[Data entries]
►

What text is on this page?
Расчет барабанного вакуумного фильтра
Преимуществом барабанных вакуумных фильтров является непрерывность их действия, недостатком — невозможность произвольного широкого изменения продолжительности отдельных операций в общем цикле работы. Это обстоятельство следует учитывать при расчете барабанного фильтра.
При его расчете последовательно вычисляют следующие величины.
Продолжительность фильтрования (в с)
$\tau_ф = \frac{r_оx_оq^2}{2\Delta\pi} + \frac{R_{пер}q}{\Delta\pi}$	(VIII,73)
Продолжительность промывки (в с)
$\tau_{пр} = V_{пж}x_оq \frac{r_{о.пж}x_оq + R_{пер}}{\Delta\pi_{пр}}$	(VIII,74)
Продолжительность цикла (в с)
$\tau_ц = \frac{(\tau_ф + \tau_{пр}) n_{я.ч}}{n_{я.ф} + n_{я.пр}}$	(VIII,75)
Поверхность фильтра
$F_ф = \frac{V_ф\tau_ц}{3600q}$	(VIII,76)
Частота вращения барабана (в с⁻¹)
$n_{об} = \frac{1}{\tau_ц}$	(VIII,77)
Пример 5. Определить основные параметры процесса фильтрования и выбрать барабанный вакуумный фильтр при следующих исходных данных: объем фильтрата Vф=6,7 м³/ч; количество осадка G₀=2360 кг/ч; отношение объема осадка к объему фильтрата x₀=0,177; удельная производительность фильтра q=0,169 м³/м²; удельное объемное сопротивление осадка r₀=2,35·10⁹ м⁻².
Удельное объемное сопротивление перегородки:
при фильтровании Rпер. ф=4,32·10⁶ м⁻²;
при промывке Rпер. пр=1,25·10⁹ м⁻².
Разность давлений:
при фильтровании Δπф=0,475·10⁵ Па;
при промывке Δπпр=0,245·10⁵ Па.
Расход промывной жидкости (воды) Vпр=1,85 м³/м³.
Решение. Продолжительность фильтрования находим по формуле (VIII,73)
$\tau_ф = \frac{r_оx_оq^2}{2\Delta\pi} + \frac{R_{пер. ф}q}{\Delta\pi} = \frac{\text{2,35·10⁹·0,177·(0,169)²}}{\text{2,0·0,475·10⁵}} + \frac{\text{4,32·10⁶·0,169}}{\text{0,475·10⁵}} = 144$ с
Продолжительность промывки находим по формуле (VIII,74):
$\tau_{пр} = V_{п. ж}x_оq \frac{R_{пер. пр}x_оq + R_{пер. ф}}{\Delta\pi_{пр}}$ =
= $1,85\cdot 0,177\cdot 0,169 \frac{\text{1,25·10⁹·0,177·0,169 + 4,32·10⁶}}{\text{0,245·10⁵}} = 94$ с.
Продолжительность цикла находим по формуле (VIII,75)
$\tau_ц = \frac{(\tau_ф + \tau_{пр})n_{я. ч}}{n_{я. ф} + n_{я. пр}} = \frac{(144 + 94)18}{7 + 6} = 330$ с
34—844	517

◄

### What the task asks
Search the entries for "формуле" and copy out each line that has it.

### Answer
Решение. Продолжительность фильтрования находим по формуле (VIII,73)
Продолжительность промывки находим по формуле (VIII,74):
Продолжительность цикла находим по формуле (VIII,75)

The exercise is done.